**Data extracted from a collection**.
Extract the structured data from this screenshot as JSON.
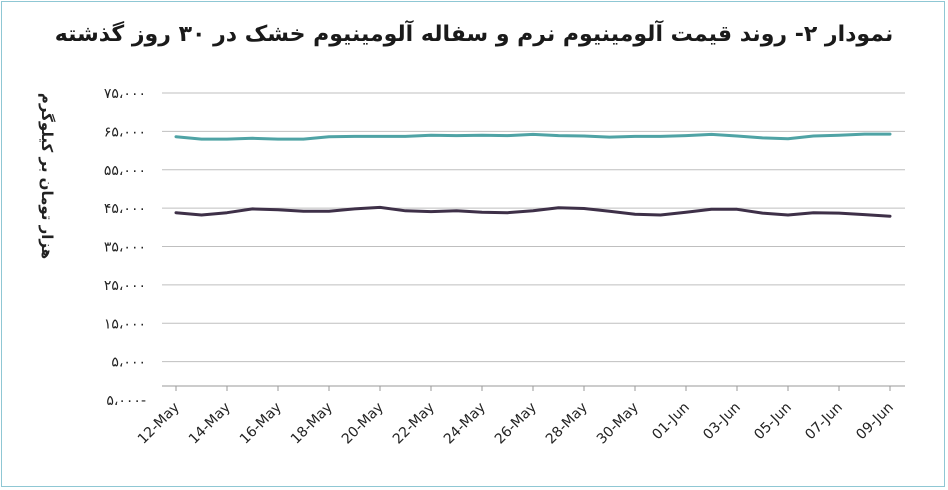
{
  "chart_data": {
    "type": "line",
    "title": "نمودار ۲- روند قیمت آلومینیوم نرم و سفاله آلومینیوم خشک در ۳۰ روز گذشته",
    "ylabel": "هزار تومان بر کیلوگرم",
    "xlabel": "",
    "ylim": [
      -5000,
      75000
    ],
    "y_ticks": [
      {
        "value": 75000,
        "label": "۷۵،۰۰۰"
      },
      {
        "value": 65000,
        "label": "۶۵،۰۰۰"
      },
      {
        "value": 55000,
        "label": "۵۵،۰۰۰"
      },
      {
        "value": 45000,
        "label": "۴۵،۰۰۰"
      },
      {
        "value": 35000,
        "label": "۳۵،۰۰۰"
      },
      {
        "value": 25000,
        "label": "۲۵،۰۰۰"
      },
      {
        "value": 15000,
        "label": "۱۵،۰۰۰"
      },
      {
        "value": 5000,
        "label": "۵،۰۰۰"
      },
      {
        "value": -5000,
        "label": "۵،۰۰۰-"
      }
    ],
    "x_tick_labels": [
      "12-May",
      "14-May",
      "16-May",
      "18-May",
      "20-May",
      "22-May",
      "24-May",
      "26-May",
      "28-May",
      "30-May",
      "01-Jun",
      "03-Jun",
      "05-Jun",
      "07-Jun",
      "09-Jun"
    ],
    "grid": true,
    "series": [
      {
        "color": "#4fa3a5",
        "values": [
          63600,
          63000,
          63000,
          63200,
          63000,
          63000,
          63600,
          63700,
          63700,
          63700,
          64000,
          63900,
          64000,
          63900,
          64200,
          63900,
          63800,
          63500,
          63700,
          63700,
          63900,
          64200,
          63800,
          63300,
          63100,
          63800,
          64000,
          64300,
          64300
        ]
      },
      {
        "color": "#3e3048",
        "values": [
          43800,
          43200,
          43800,
          44800,
          44600,
          44200,
          44200,
          44800,
          45200,
          44300,
          44100,
          44300,
          43900,
          43800,
          44300,
          45100,
          44900,
          44200,
          43400,
          43200,
          43900,
          44700,
          44700,
          43700,
          43200,
          43800,
          43700,
          43300,
          42900
        ]
      }
    ]
  }
}
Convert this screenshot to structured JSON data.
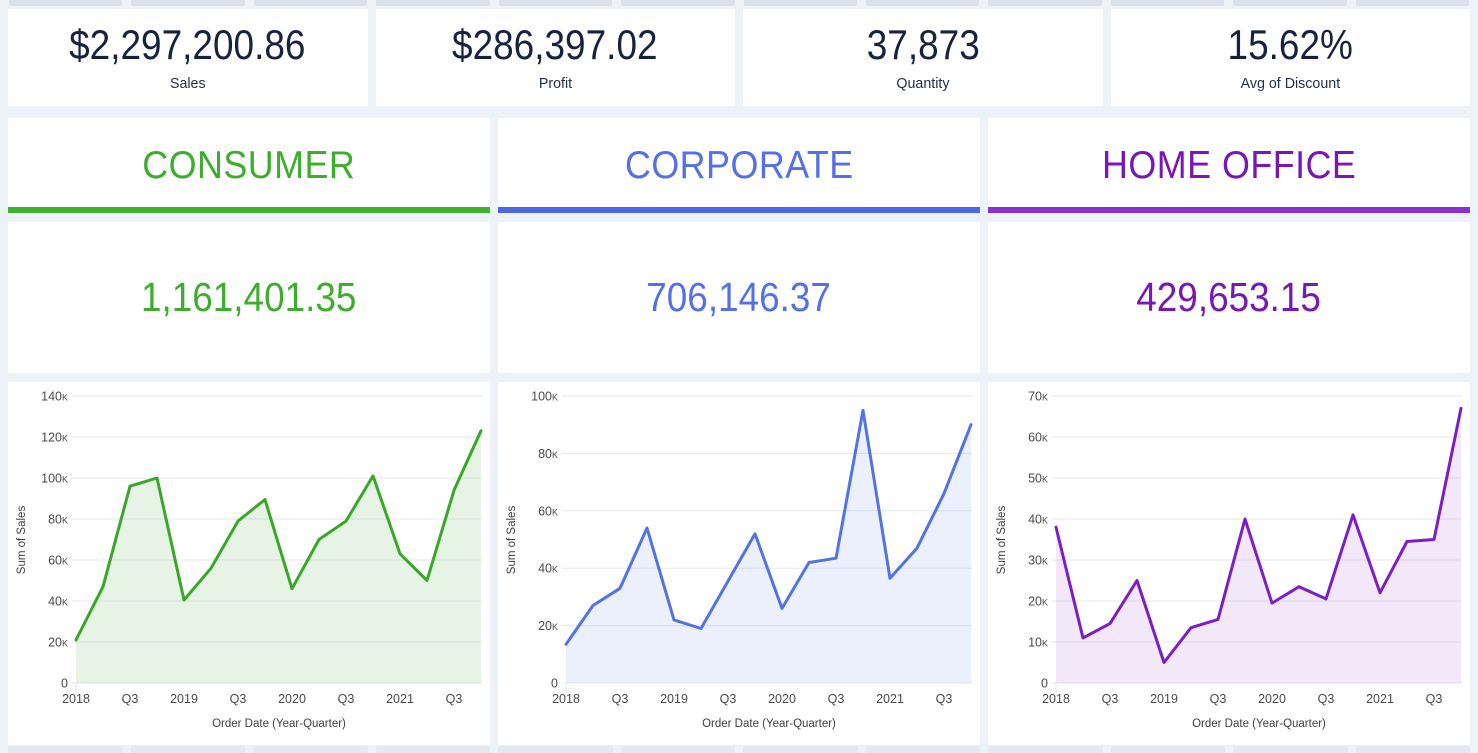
{
  "kpi_cards": [
    {
      "value": "$2,297,200.86",
      "label": "Sales"
    },
    {
      "value": "$286,397.02",
      "label": "Profit"
    },
    {
      "value": "37,873",
      "label": "Quantity"
    },
    {
      "value": "15.62%",
      "label": "Avg of Discount"
    }
  ],
  "segments": [
    {
      "name": "CONSUMER",
      "value": "1,161,401.35",
      "color": "#3cae2b",
      "underline_color": "#3cb22a"
    },
    {
      "name": "CORPORATE",
      "value": "706,146.37",
      "color": "#5570e6",
      "underline_color": "#4c68e8"
    },
    {
      "name": "HOME OFFICE",
      "value": "429,653.15",
      "color": "#7916b6",
      "underline_color": "#8a2fd4"
    }
  ],
  "colors": {
    "kpi_text": "#16233e",
    "page_background": "#edf1f8",
    "card_background": "#ffffff"
  },
  "chart_style": {
    "grid_color": "#e3e7ee",
    "tick_text_color": "#4a4a4a",
    "axis_title_color": "#404040"
  },
  "decor": {
    "top_segments": 12,
    "bottom_segments": 12
  },
  "chart_data": [
    {
      "type": "area",
      "segment": "Consumer",
      "ylabel": "Sum of Sales",
      "xlabel": "Order Date (Year-Quarter)",
      "ylim": [
        0,
        140000
      ],
      "y_ticks": [
        0,
        20000,
        40000,
        60000,
        80000,
        100000,
        120000,
        140000
      ],
      "x": [
        "2018 Q1",
        "2018 Q2",
        "2018 Q3",
        "2018 Q4",
        "2019 Q1",
        "2019 Q2",
        "2019 Q3",
        "2019 Q4",
        "2020 Q1",
        "2020 Q2",
        "2020 Q3",
        "2020 Q4",
        "2021 Q1",
        "2021 Q2",
        "2021 Q3",
        "2021 Q4"
      ],
      "x_tick_labels": [
        "2018",
        "Q3",
        "2019",
        "Q3",
        "2020",
        "Q3",
        "2021",
        "Q3"
      ],
      "values": [
        21000,
        47000,
        96000,
        100000,
        40500,
        56000,
        79000,
        89500,
        46000,
        70000,
        79000,
        101000,
        63000,
        50000,
        94000,
        123000
      ],
      "line_color": "#3aa62a",
      "fill_color": "rgba(58,166,42,0.12)"
    },
    {
      "type": "area",
      "segment": "Corporate",
      "ylabel": "Sum of Sales",
      "xlabel": "Order Date (Year-Quarter)",
      "ylim": [
        0,
        100000
      ],
      "y_ticks": [
        0,
        20000,
        40000,
        60000,
        80000,
        100000
      ],
      "x": [
        "2018 Q1",
        "2018 Q2",
        "2018 Q3",
        "2018 Q4",
        "2019 Q1",
        "2019 Q2",
        "2019 Q3",
        "2019 Q4",
        "2020 Q1",
        "2020 Q2",
        "2020 Q3",
        "2020 Q4",
        "2021 Q1",
        "2021 Q2",
        "2021 Q3",
        "2021 Q4"
      ],
      "x_tick_labels": [
        "2018",
        "Q3",
        "2019",
        "Q3",
        "2020",
        "Q3",
        "2021",
        "Q3"
      ],
      "values": [
        13500,
        27000,
        33000,
        54000,
        22000,
        19000,
        35500,
        52000,
        26000,
        42000,
        43500,
        95000,
        36500,
        47000,
        66000,
        90000
      ],
      "line_color": "#5273e4",
      "fill_color": "rgba(82,115,228,0.11)"
    },
    {
      "type": "area",
      "segment": "Home Office",
      "ylabel": "Sum of Sales",
      "xlabel": "Order Date (Year-Quarter)",
      "ylim": [
        0,
        70000
      ],
      "y_ticks": [
        0,
        10000,
        20000,
        30000,
        40000,
        50000,
        60000,
        70000
      ],
      "x": [
        "2018 Q1",
        "2018 Q2",
        "2018 Q3",
        "2018 Q4",
        "2019 Q1",
        "2019 Q2",
        "2019 Q3",
        "2019 Q4",
        "2020 Q1",
        "2020 Q2",
        "2020 Q3",
        "2020 Q4",
        "2021 Q1",
        "2021 Q2",
        "2021 Q3",
        "2021 Q4"
      ],
      "x_tick_labels": [
        "2018",
        "Q3",
        "2019",
        "Q3",
        "2020",
        "Q3",
        "2021",
        "Q3"
      ],
      "values": [
        38000,
        11000,
        14500,
        25000,
        5000,
        13500,
        15500,
        40000,
        19500,
        23500,
        20500,
        41000,
        22000,
        34500,
        35000,
        67000
      ],
      "line_color": "#7b1ec6",
      "fill_color": "rgba(123,30,198,0.10)"
    }
  ]
}
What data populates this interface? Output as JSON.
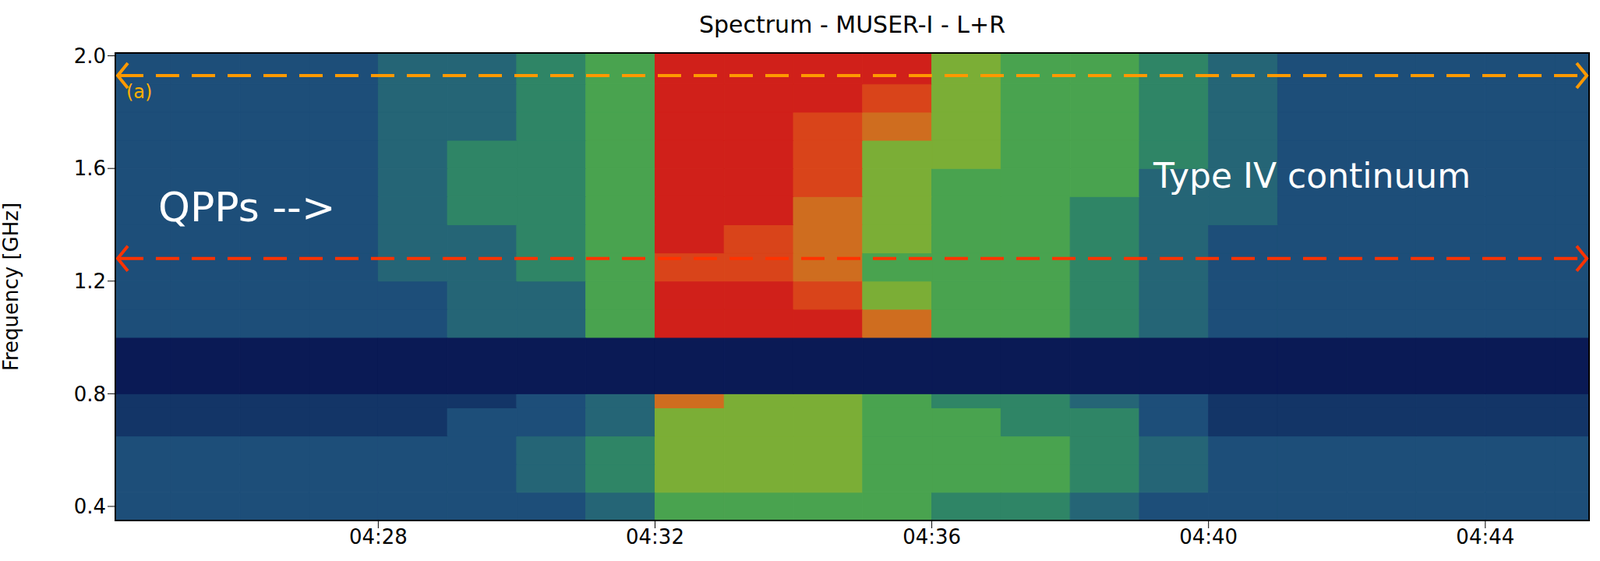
{
  "chart_data": {
    "type": "heatmap",
    "title": "Spectrum - MUSER-I - L+R",
    "y_label": "Frequency [GHz]",
    "xlim": [
      24.2,
      45.5
    ],
    "xticks": [
      {
        "value": 28,
        "label": "04:28"
      },
      {
        "value": 32,
        "label": "04:32"
      },
      {
        "value": 36,
        "label": "04:36"
      },
      {
        "value": 40,
        "label": "04:40"
      },
      {
        "value": 44,
        "label": "04:44"
      }
    ],
    "ylim": [
      0.35,
      2.01
    ],
    "yticks": [
      0.4,
      0.8,
      1.2,
      1.6,
      {
        "value": 2,
        "label": "2.0"
      }
    ],
    "cells": {
      "x_edges": [
        24.2,
        25,
        26,
        27,
        28,
        29,
        30,
        31,
        32,
        33,
        34,
        35,
        36,
        37,
        38,
        39,
        40,
        41,
        42,
        43,
        44,
        45,
        45.5
      ],
      "y_edges": [
        0.35,
        0.45,
        0.55,
        0.65,
        0.75,
        0.8,
        1.0,
        1.1,
        1.2,
        1.3,
        1.4,
        1.5,
        1.6,
        1.7,
        1.8,
        1.9,
        2.01
      ],
      "values": [
        [
          2,
          2,
          2,
          2,
          2,
          2,
          2,
          3,
          5,
          5,
          5,
          5,
          4,
          4,
          3,
          2,
          2,
          2,
          2,
          2,
          2,
          2
        ],
        [
          2,
          2,
          2,
          2,
          2,
          2,
          3,
          4,
          6,
          6,
          6,
          5,
          5,
          5,
          4,
          3,
          2,
          2,
          2,
          2,
          2,
          2
        ],
        [
          2,
          2,
          2,
          2,
          2,
          2,
          3,
          4,
          6,
          6,
          6,
          5,
          5,
          5,
          4,
          3,
          2,
          2,
          2,
          2,
          2,
          2
        ],
        [
          1,
          1,
          1,
          1,
          1,
          2,
          2,
          3,
          6,
          6,
          6,
          5,
          5,
          4,
          4,
          2,
          1,
          1,
          1,
          1,
          1,
          1
        ],
        [
          1,
          1,
          1,
          1,
          1,
          1,
          2,
          3,
          7,
          6,
          6,
          5,
          4,
          4,
          3,
          2,
          1,
          1,
          1,
          1,
          1,
          1
        ],
        [
          null,
          null,
          null,
          null,
          null,
          null,
          null,
          null,
          null,
          null,
          null,
          null,
          null,
          null,
          null,
          null,
          null,
          null,
          null,
          null,
          null,
          null
        ],
        [
          2,
          2,
          2,
          2,
          2,
          3,
          3,
          5,
          9,
          9,
          9,
          7,
          5,
          5,
          4,
          3,
          2,
          2,
          2,
          2,
          2,
          2
        ],
        [
          2,
          2,
          2,
          2,
          2,
          3,
          3,
          5,
          9,
          9,
          8,
          6,
          5,
          5,
          4,
          3,
          2,
          2,
          2,
          2,
          2,
          2
        ],
        [
          2,
          2,
          2,
          2,
          3,
          3,
          4,
          5,
          8,
          8,
          7,
          5,
          5,
          5,
          4,
          3,
          2,
          2,
          2,
          2,
          2,
          2
        ],
        [
          2,
          2,
          2,
          2,
          3,
          3,
          4,
          5,
          9,
          8,
          7,
          6,
          5,
          5,
          4,
          3,
          2,
          2,
          2,
          2,
          2,
          2
        ],
        [
          2,
          2,
          2,
          2,
          3,
          4,
          4,
          5,
          9,
          9,
          7,
          6,
          5,
          5,
          4,
          3,
          3,
          2,
          2,
          2,
          2,
          2
        ],
        [
          2,
          2,
          2,
          2,
          3,
          4,
          4,
          5,
          9,
          9,
          8,
          6,
          5,
          5,
          5,
          3,
          3,
          2,
          2,
          2,
          2,
          2
        ],
        [
          2,
          2,
          2,
          2,
          3,
          4,
          4,
          5,
          9,
          9,
          8,
          6,
          6,
          5,
          5,
          4,
          3,
          2,
          2,
          2,
          2,
          2
        ],
        [
          2,
          2,
          2,
          2,
          3,
          3,
          4,
          5,
          9,
          9,
          8,
          7,
          6,
          5,
          5,
          4,
          3,
          2,
          2,
          2,
          2,
          2
        ],
        [
          2,
          2,
          2,
          2,
          3,
          3,
          4,
          5,
          9,
          9,
          9,
          8,
          6,
          5,
          5,
          4,
          3,
          2,
          2,
          2,
          2,
          2
        ],
        [
          2,
          2,
          2,
          2,
          3,
          3,
          4,
          5,
          9,
          9,
          9,
          9,
          6,
          5,
          5,
          4,
          3,
          2,
          2,
          2,
          2,
          2
        ]
      ]
    },
    "reference_lines": [
      {
        "y": 1.93,
        "color": "#ff9900"
      },
      {
        "y": 1.28,
        "color": "#ff3300"
      }
    ],
    "annotations": [
      "(a)",
      "QPPs -->",
      "Type IV continuum"
    ]
  }
}
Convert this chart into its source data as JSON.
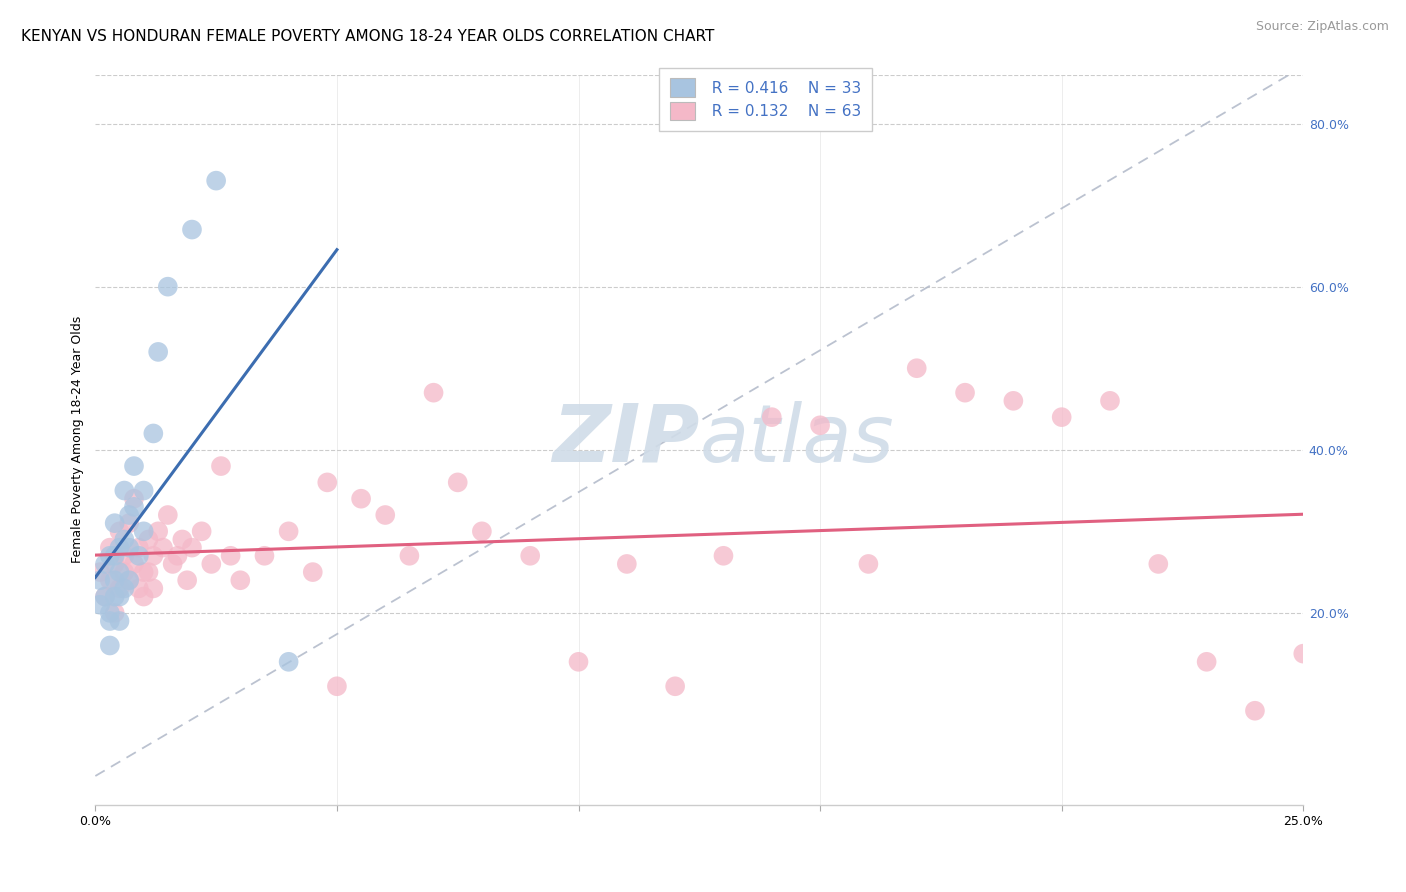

**DIRECTIONS FOR THIS TASK**. Within the data above, pick out all lines holding the word "screenshot".

**WORKED ANSWER**.
Extract the structured data from this screenshot as JSON.
Convert this screenshot to structured JSON data.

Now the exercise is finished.